• [WORK TO BE COMPLETED] Copy out all lines with the word "this" in them.

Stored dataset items
------------

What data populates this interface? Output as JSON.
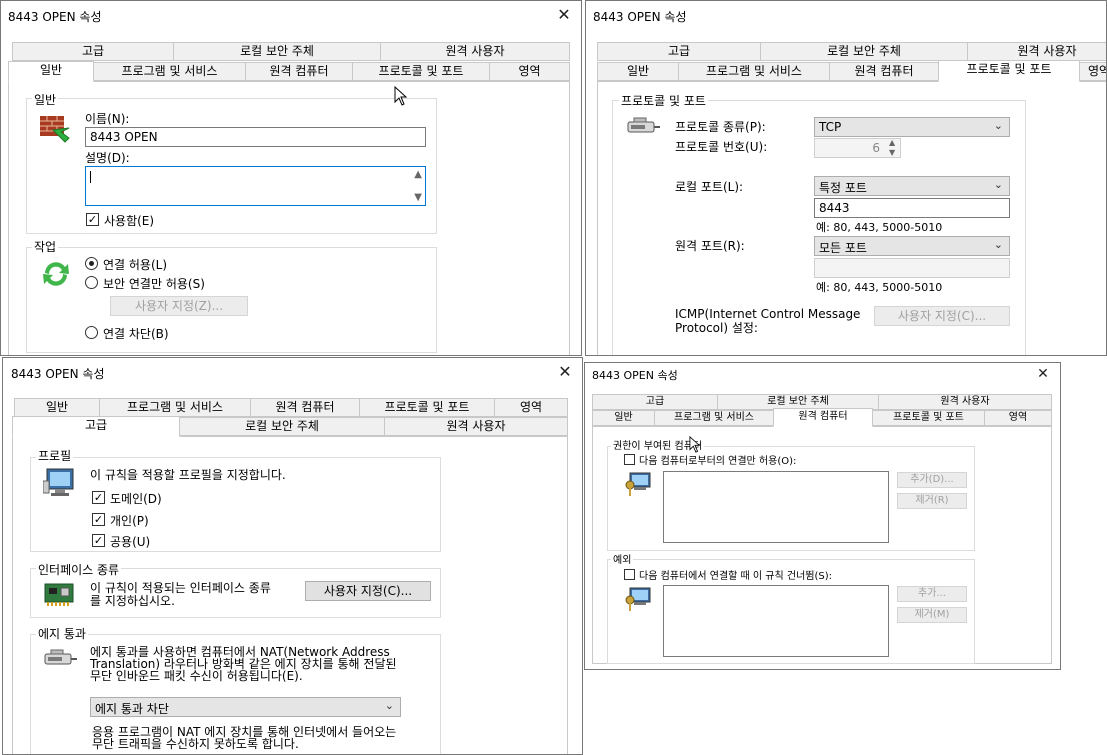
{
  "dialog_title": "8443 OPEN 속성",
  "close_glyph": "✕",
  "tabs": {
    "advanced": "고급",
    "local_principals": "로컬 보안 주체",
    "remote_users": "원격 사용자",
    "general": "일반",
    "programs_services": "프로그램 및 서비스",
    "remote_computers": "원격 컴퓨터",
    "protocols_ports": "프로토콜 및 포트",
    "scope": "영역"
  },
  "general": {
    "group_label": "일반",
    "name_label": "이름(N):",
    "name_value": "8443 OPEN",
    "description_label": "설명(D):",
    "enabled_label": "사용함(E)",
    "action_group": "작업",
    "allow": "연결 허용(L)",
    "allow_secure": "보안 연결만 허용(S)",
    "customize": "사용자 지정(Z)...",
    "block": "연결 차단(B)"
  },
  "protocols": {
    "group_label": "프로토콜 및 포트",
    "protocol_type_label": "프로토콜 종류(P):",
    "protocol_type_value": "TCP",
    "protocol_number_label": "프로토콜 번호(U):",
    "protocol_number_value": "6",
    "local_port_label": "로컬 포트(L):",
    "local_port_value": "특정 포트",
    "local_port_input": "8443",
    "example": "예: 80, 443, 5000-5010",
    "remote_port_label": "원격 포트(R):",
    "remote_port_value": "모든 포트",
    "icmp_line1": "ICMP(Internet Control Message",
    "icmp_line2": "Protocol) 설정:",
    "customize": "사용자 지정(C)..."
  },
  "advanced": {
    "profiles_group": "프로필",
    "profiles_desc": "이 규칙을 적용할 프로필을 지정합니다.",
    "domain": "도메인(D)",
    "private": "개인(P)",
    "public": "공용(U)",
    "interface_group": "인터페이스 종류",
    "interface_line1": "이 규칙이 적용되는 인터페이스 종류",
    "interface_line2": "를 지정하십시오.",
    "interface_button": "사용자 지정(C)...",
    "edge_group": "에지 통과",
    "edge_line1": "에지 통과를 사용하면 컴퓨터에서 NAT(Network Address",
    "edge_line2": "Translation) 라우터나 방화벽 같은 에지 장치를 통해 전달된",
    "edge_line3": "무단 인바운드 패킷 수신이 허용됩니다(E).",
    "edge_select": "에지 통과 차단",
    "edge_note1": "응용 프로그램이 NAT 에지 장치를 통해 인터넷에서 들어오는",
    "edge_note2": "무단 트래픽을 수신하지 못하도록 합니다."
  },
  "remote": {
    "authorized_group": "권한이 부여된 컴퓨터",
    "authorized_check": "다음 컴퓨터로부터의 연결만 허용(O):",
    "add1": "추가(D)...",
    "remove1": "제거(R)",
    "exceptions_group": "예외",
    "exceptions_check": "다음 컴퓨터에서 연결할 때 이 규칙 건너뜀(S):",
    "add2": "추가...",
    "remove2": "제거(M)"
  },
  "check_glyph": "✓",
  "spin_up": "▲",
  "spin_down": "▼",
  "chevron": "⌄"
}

------------

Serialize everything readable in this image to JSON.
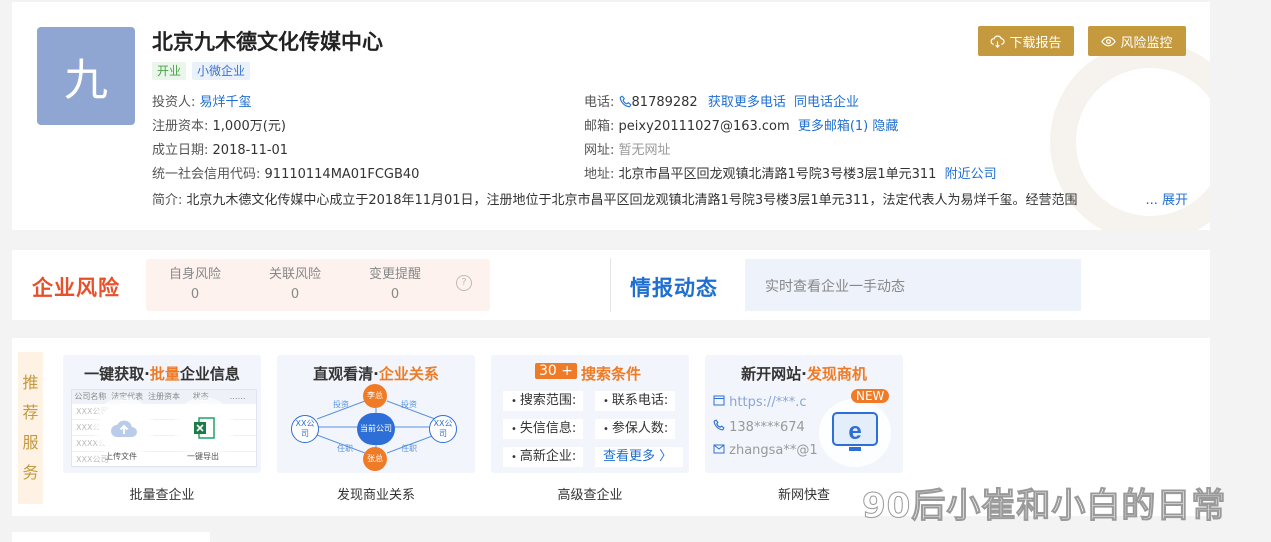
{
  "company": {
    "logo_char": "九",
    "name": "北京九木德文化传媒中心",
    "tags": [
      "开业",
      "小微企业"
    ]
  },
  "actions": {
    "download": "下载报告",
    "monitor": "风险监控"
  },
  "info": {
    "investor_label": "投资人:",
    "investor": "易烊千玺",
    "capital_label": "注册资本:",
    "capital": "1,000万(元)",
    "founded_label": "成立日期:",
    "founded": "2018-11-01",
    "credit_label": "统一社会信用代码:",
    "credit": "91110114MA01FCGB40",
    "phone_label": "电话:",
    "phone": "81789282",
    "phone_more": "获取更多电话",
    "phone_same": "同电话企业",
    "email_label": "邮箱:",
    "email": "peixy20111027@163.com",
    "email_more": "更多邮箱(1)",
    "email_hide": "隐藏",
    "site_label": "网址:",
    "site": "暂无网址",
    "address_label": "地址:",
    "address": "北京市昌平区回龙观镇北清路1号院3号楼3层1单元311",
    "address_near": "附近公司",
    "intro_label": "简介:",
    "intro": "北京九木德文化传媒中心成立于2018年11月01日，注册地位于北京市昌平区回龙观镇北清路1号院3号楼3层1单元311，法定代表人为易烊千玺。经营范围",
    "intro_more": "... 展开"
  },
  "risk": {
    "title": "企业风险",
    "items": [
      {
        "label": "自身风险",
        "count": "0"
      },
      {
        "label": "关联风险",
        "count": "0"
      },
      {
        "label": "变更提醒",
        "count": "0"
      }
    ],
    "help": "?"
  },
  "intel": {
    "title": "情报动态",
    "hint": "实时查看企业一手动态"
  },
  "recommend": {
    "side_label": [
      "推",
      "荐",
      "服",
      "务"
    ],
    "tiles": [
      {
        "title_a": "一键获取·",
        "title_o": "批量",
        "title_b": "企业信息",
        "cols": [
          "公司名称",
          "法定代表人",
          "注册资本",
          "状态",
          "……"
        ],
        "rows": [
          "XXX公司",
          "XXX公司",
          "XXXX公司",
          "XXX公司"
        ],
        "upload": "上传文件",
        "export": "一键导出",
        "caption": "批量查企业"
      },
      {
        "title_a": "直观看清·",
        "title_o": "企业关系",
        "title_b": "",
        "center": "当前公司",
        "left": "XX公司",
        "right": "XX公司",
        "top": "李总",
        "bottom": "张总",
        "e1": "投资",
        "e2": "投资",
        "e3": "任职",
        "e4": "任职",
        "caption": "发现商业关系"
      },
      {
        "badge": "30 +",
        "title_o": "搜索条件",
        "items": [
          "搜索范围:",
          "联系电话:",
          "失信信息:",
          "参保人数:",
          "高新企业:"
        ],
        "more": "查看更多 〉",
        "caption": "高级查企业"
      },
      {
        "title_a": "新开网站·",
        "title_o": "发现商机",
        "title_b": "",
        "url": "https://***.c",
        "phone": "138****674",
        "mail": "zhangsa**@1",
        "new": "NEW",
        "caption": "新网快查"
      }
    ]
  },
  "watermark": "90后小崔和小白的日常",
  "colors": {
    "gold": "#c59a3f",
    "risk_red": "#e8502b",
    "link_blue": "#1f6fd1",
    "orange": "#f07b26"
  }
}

------------

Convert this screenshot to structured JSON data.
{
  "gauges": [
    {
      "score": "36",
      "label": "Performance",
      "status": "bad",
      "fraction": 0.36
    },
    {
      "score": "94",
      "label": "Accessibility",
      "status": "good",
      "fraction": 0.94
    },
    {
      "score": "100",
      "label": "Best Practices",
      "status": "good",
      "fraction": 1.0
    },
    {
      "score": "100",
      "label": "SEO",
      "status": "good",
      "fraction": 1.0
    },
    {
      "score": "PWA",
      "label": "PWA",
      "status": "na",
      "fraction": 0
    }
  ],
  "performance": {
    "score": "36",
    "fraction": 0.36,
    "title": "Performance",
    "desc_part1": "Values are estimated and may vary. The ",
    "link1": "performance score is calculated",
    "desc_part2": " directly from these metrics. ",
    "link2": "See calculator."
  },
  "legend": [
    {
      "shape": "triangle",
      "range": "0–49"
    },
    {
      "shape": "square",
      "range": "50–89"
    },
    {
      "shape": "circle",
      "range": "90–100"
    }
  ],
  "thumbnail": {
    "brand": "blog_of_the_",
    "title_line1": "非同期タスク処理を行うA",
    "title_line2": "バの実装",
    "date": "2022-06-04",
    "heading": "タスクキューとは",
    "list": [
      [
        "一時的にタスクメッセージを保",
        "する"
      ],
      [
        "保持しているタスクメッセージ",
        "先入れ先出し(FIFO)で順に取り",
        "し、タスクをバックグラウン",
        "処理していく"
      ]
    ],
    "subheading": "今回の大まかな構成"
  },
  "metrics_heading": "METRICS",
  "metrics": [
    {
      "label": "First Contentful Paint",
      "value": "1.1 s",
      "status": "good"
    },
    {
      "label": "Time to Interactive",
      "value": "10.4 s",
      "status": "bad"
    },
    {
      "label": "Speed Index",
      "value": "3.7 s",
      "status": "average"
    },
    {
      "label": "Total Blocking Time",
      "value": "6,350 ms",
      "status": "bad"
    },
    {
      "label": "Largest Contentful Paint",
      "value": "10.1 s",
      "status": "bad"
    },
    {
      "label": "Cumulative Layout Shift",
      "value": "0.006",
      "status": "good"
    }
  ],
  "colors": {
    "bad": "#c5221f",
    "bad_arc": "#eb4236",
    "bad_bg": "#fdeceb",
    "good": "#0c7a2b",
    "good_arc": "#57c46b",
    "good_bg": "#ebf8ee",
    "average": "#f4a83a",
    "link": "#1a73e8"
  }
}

------------

• [TASK RESPONSE]
What data populates this interface? Output as JSON.
Serialize everything readable in this image to JSON.
Convert this screenshot to structured JSON data.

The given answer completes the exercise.